▸ **Quoted passage**
··········
We have a wild beehive in our garden. It provides a home and we don’t take their honey. Bees have evolved to take care of themselves over thousands of years. When humans realised the potential and health promoting value of their honey, they began to take it. Beekeeping now involves taking honey on a truly industrial scale and I would not want to you see videos of that! It is my belief that one reason why bees are in decline is the over theft of their honey. We know that honey has antibacterial properties, which is one reason we take it! But the bees need their precious resource to fend off disease and to keep them healthy through the winter. Beekeepers replace their honey with a sugar solution, thus lowering their immune system. Beekeepers say ‘We leave them with enough’. But how do we know? The bees know….
So, if you are still with me…. Provide a space and they will come…
We don’t open or enter their hive. We have had the bees for 4 years now. Because we live in a very exposed place, we do cover the hive over the worst of the winter. But mostly that isn’t necessary. And we do one small job twice a year, ie we change the aperture from open to almost closed, to prevent frost getting into the hive. On a warmish winter day the bees will want to come out, and then we reverse it in the summer We are still learning.
Bees ‘swarm’, ie they reproduce in May ( April in the south ). Usually this is a predictable day if you keep your eye on the weather. I can now feel when they are likely to swarm. They have made another queen and she leaves with her swarm to find a new home. So I warn friendly would- be wild beekeepers to be on standby and we collect the swarm in a box. The box is then taken to someone’s new hive, which they enter readily. Of course if you miss them swarming, they will find their own new home: one swarm made it to a village post box and is still their 3 years on! The villagers have adopted them! If not, they may not survive in our concrete jungle.
So, I can offer a visit here, helpful websites, talk on the phone and/or a presentation to a group. I don’t know much, but I know enough to know our bees are capable of looking after themselves. I’m not a vegan, I eat meat, so no moralising from me. I just love bees and I wonder if how we are ‘keeping ‘ them is contributing to their demise.
··········
▸ **Data to examine**

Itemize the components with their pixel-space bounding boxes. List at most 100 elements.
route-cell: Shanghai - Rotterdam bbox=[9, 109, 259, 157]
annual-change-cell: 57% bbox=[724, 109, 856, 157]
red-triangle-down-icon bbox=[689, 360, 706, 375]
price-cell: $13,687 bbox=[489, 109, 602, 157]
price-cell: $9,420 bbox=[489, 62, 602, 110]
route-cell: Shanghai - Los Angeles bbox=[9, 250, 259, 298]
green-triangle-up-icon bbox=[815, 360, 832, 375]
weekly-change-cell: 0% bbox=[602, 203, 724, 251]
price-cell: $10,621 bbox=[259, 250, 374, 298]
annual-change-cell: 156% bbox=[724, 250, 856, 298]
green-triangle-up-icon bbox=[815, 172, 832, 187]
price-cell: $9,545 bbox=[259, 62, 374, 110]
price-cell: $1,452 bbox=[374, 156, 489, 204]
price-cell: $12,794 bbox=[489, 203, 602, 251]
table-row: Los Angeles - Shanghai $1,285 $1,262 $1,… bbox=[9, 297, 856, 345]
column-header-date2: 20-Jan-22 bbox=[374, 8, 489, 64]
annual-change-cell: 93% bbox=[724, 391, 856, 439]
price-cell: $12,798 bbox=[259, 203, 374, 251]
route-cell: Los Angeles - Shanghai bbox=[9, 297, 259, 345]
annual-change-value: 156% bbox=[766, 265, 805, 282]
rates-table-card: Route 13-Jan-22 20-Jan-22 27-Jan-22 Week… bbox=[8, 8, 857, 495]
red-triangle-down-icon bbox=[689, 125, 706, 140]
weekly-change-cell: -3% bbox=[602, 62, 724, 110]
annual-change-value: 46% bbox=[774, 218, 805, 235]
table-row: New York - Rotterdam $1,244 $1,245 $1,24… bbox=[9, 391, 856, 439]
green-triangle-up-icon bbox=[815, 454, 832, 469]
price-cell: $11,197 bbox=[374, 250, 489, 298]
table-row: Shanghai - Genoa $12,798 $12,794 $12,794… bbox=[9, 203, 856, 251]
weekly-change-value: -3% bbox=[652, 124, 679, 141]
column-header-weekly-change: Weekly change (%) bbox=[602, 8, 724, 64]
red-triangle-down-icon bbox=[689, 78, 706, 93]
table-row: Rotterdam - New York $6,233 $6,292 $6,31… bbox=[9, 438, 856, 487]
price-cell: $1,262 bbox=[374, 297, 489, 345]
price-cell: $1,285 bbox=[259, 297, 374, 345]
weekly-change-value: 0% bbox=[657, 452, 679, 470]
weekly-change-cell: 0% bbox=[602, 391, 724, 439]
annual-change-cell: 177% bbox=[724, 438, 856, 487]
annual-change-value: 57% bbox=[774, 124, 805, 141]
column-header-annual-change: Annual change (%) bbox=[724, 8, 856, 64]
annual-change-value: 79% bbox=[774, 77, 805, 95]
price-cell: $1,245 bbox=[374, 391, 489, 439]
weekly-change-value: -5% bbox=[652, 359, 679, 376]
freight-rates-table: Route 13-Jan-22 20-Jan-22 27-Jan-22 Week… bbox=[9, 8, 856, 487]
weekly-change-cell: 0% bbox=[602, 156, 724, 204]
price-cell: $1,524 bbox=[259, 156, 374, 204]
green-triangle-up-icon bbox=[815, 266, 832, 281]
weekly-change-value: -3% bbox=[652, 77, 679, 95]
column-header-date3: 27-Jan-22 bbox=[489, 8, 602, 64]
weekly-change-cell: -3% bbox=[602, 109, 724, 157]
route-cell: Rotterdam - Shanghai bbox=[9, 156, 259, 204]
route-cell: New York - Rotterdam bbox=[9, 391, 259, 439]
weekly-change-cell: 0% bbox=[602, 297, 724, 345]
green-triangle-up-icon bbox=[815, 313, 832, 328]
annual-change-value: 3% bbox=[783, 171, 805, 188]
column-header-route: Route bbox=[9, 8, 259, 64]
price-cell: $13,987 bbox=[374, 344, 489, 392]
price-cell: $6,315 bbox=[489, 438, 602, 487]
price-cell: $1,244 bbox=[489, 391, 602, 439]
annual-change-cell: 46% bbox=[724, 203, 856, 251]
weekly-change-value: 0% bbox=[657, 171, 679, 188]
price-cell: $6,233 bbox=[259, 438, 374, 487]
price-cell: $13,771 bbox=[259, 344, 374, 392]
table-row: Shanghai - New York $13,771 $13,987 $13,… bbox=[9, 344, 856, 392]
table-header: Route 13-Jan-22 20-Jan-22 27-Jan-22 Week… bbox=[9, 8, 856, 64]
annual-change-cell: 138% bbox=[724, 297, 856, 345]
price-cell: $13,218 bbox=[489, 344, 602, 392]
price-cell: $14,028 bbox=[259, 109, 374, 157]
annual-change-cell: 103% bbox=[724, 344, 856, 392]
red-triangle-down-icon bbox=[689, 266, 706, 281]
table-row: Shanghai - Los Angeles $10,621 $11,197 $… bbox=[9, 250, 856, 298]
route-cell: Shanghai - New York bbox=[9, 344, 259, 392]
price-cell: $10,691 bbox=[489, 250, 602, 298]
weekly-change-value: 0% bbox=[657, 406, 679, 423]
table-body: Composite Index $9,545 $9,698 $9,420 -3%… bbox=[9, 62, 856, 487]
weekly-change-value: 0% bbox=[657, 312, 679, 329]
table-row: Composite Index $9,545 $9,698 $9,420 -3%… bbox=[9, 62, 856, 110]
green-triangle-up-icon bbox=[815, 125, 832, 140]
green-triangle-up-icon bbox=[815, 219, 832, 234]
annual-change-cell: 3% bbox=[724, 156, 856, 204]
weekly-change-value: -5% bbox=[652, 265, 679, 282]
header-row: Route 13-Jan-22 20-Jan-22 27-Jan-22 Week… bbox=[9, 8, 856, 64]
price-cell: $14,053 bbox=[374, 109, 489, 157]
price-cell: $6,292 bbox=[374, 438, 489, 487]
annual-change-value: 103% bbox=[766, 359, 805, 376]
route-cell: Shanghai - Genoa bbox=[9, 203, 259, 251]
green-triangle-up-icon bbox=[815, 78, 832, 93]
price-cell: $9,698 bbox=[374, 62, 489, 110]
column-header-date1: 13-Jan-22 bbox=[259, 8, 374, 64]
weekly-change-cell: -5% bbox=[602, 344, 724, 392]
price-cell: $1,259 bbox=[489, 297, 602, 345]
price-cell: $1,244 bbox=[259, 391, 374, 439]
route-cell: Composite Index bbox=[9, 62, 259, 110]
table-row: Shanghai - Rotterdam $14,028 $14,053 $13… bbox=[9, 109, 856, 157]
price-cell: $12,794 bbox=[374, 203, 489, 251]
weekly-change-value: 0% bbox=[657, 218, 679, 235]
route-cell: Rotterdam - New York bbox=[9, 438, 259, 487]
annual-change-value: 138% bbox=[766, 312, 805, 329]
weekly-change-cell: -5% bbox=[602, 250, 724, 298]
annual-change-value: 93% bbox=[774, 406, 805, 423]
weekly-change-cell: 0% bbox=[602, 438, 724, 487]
··········
▸ **Required work**
[1] Could you copy the part of the wild bees text that begins at the words "We have a wild" and stops after "The bees know…."?
[2] Could you turn the paragraph of the wild bees text that begins "We don’t open or enter their hive" into a short bulleted list that keeps its main facts?

▸ **Numbered answers**
[1]
We have a wild beehive in our garden. It provides a home and we don’t take their honey. Bees have evolved to take care of themselves over thousands of years. When humans realised the potential and health promoting value of their honey, they began to take it. Beekeeping now involves taking honey on a truly industrial scale and I would not want to you see videos of that! It is my belief that one reason why bees are in decline is the over theft of their honey. We know that honey has antibacterial properties, which is one reason we take it! But the bees need their precious resource to fend off disease and to keep them healthy through the winter. Beekeepers replace their honey with a sugar solution, thus lowering their immune system. Beekeepers say ‘We leave them with enough’. But how do we know? The bees know….

[2]
- The hive is never opened or entered.
- The bees have been there for 4 years.
- Because the site is very exposed, the hive is covered over the worst of the winter, though this is mostly unnecessary.
- Twice a year the aperture is changed: from open to almost closed to keep frost out, then reversed in the summer.
- The keepers are still learning.